▶ [Instruction A] Convert the records, from the first line through the line holding "minimize-icon[interactable]: — xyxy=(1756,6,1796,36)", inclusive, into a JSON list of strings, with one string per line and blank lines omitted.

▶ [Provided passage]

To utilize the above script in an R Markdown file, we simply insert the code below as a chunk into the R Markdown file. This will source the script to apply all the necessary knit settings when an R Markdown file is knit.
source(here::here("rmd_config.R"))
For a Jekyll blog, you’ll also want to include certain YAML header content such as tags or the title of the post. To do this we can use the preserve_yaml
output setting in generating our .md file and then insert whatever YAML content we need into the header. Below is an example YAML header (the first part of your R Markdown document) which will generate a github-style (“gfm”) .md document. In this example I’ve added the fields “layout”, “title”, “date”, “author”, and “tags” which are all used by Jekyll in creating the blog post.
---
layout: post
title: "Deploying R Markdown Online"
date: 2020-03-22
author: Jesse Cambon
tags: [ r ]
output:
md_document:
pandoc_args: ["--wrap=none"]
variant: gfm
preserve_yaml: TRUE
---
Note that the pandoc_args
setting is to prevent the knit process from inserting extra line breaks into the Markdown file that don’t exist in our R Markdown file. The extra line breaks normally are invisible, but I found they showed up when I pushed content to R-Bloggers which caused paragraphs to be broken up.

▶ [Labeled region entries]
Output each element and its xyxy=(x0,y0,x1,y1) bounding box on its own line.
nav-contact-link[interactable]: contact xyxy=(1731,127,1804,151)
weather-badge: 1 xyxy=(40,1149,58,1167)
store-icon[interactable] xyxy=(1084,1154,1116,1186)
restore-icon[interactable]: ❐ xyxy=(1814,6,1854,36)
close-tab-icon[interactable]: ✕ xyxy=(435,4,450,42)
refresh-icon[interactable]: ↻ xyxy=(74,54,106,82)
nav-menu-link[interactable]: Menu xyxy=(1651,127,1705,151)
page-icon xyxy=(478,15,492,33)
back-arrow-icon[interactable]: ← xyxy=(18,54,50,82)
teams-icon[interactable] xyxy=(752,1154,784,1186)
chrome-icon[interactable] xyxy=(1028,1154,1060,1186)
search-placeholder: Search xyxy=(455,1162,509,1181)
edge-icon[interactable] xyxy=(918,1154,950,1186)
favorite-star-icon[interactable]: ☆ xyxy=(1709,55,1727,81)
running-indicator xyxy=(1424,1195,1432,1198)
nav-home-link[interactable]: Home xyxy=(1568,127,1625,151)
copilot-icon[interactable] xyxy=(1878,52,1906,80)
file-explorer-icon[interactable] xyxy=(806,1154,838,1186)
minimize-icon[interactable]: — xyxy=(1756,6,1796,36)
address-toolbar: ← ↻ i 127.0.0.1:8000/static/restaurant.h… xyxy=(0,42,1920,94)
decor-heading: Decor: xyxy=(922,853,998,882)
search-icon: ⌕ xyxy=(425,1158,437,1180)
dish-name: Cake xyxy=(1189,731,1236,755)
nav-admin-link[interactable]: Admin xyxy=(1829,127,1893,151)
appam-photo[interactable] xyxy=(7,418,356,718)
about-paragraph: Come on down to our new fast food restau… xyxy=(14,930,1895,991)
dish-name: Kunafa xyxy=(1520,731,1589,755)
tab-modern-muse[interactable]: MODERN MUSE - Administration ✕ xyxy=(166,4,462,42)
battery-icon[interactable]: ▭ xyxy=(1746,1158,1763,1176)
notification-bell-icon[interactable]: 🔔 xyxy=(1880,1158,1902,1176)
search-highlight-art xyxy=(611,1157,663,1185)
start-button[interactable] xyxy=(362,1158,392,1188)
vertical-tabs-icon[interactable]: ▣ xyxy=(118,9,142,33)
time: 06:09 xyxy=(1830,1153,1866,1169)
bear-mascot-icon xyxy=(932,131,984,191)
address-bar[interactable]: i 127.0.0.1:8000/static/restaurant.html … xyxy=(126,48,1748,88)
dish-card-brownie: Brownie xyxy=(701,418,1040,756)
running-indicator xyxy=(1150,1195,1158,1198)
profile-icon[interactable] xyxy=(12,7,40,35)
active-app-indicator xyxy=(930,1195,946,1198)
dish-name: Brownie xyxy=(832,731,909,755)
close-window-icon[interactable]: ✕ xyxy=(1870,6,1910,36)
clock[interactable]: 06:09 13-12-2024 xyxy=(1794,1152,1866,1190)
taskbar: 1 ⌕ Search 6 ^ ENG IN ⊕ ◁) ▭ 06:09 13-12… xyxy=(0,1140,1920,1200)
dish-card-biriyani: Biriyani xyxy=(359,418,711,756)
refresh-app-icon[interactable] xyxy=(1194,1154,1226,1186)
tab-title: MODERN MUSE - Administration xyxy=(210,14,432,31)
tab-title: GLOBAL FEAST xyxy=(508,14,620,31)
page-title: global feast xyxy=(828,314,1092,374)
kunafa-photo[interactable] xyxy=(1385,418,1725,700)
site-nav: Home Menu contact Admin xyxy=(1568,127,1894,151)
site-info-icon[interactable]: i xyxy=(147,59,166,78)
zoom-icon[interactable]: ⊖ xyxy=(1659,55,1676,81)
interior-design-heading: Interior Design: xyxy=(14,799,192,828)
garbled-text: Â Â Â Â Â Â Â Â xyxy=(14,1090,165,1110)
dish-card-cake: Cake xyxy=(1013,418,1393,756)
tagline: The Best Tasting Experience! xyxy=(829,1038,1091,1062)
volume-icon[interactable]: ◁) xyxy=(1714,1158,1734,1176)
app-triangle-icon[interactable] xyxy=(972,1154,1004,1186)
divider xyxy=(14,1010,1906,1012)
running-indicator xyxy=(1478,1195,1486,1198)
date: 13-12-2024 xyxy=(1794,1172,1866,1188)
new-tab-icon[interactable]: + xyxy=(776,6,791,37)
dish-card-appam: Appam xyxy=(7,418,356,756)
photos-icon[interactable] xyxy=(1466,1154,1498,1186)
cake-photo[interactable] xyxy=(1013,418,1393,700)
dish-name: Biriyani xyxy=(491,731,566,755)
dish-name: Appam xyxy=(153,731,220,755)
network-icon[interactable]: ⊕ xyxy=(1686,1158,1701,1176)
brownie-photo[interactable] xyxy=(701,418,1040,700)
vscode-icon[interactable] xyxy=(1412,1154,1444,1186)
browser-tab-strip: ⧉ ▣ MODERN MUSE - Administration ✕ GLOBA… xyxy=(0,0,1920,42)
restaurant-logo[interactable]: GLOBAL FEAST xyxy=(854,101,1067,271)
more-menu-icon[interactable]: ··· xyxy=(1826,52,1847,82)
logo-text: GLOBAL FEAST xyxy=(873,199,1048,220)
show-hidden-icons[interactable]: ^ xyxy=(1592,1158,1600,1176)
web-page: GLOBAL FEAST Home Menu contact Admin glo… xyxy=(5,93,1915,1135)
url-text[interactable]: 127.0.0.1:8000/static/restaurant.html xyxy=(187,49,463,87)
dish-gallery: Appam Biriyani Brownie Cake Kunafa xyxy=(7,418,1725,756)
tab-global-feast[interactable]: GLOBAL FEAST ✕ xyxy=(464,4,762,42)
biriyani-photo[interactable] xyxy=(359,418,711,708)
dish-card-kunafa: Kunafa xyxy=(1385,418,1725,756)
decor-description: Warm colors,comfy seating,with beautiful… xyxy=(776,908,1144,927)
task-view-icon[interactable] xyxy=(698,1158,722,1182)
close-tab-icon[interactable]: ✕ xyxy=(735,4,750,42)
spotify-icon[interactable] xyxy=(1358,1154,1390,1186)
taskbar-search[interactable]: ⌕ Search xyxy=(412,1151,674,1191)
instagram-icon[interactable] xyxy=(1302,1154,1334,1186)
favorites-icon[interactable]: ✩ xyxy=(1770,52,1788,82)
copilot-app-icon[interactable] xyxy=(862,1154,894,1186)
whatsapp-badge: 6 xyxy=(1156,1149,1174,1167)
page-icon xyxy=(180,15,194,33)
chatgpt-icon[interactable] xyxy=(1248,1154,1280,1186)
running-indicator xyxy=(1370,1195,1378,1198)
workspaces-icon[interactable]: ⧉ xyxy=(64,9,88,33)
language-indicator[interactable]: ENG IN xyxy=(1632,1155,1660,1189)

▶ [Instruction B] Based on the passage on publishing R Markdown to a Jekyll blog, is each statement below right? (i) The example YAML header produces a github-style .md document. (ii) The pandoc_args setting adds extra line breaks to the Markdown file. (iii) The extra line breaks are normally visible.

▶ [Correct response A]
[
  "Output each element and its xyxy=(x0,y0,x1,y1) bounding box on its own line.",
  "nav-contact-link[interactable]: contact xyxy=(1731,127,1804,151)",
  "weather-badge: 1 xyxy=(40,1149,58,1167)",
  "store-icon[interactable] xyxy=(1084,1154,1116,1186)",
  "restore-icon[interactable]: ❐ xyxy=(1814,6,1854,36)",
  "close-tab-icon[interactable]: ✕ xyxy=(435,4,450,42)",
  "refresh-icon[interactable]: ↻ xyxy=(74,54,106,82)",
  "nav-menu-link[interactable]: Menu xyxy=(1651,127,1705,151)",
  "page-icon xyxy=(478,15,492,33)",
  "back-arrow-icon[interactable]: ← xyxy=(18,54,50,82)",
  "teams-icon[interactable] xyxy=(752,1154,784,1186)",
  "chrome-icon[interactable] xyxy=(1028,1154,1060,1186)",
  "search-placeholder: Search xyxy=(455,1162,509,1181)",
  "edge-icon[interactable] xyxy=(918,1154,950,1186)",
  "favorite-star-icon[interactable]: ☆ xyxy=(1709,55,1727,81)",
  "running-indicator xyxy=(1424,1195,1432,1198)",
  "nav-home-link[interactable]: Home xyxy=(1568,127,1625,151)",
  "copilot-icon[interactable] xyxy=(1878,52,1906,80)",
  "file-explorer-icon[interactable] xyxy=(806,1154,838,1186)",
  "minimize-icon[interactable]: — xyxy=(1756,6,1796,36)"
]

▶ [Correct response B]
(i) Yes: "which will generate a github-style (“gfm”) .md document"
(ii) No: "setting is to prevent the knit process from inserting extra line breaks into the Markdown file"
(iii) No: "The extra line breaks normally are invisible"